• Problem requirements
In the records that follow, show each line where the word "Method" is present.
[Start of Data section]
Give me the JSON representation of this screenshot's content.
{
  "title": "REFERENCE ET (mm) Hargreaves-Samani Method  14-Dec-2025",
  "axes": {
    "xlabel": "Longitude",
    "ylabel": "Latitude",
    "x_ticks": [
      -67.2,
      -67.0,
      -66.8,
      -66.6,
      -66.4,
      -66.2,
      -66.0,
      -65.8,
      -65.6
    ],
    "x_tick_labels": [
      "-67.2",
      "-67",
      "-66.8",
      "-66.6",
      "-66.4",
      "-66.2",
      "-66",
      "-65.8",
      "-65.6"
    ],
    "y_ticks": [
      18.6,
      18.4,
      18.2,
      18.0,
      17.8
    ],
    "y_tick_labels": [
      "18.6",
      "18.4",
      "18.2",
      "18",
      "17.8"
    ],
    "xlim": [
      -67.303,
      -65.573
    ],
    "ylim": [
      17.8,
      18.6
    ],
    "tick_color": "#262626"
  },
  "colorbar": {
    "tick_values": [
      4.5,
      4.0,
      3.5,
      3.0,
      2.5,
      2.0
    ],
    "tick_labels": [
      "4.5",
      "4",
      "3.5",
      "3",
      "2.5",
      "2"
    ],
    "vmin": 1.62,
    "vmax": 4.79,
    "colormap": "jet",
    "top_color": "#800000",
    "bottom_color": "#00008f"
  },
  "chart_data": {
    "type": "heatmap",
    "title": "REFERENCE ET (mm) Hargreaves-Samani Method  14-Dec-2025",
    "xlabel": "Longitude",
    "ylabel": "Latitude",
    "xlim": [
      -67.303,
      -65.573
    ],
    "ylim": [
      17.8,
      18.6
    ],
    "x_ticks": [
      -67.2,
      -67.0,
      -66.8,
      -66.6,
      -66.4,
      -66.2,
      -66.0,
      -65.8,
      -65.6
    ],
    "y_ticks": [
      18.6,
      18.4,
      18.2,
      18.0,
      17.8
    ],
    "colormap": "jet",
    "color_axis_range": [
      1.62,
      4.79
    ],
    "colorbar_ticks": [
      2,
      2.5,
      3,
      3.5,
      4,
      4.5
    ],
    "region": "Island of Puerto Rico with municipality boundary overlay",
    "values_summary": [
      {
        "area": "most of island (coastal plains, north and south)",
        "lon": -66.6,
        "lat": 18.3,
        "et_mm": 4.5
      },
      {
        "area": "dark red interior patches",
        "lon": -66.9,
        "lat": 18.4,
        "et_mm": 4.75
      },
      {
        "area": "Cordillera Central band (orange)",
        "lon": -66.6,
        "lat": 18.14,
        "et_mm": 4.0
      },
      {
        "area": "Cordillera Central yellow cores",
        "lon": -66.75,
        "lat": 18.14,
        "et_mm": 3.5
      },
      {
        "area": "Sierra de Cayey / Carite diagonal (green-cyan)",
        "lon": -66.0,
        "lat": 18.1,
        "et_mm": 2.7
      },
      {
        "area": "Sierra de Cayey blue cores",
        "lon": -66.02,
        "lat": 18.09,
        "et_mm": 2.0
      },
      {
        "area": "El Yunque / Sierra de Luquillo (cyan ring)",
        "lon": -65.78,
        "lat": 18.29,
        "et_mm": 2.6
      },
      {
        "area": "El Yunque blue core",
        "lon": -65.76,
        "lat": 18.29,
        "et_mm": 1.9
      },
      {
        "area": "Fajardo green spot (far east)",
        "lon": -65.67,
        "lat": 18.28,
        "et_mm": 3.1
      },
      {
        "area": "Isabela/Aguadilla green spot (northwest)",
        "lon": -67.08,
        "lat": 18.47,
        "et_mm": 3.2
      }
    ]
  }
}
[End of Data section]
• Expected answer
  "title": "REFERENCE ET (mm) Hargreaves-Samani Method  14-Dec-2025",
    "title": "REFERENCE ET (mm) Hargreaves-Samani Method  14-Dec-2025",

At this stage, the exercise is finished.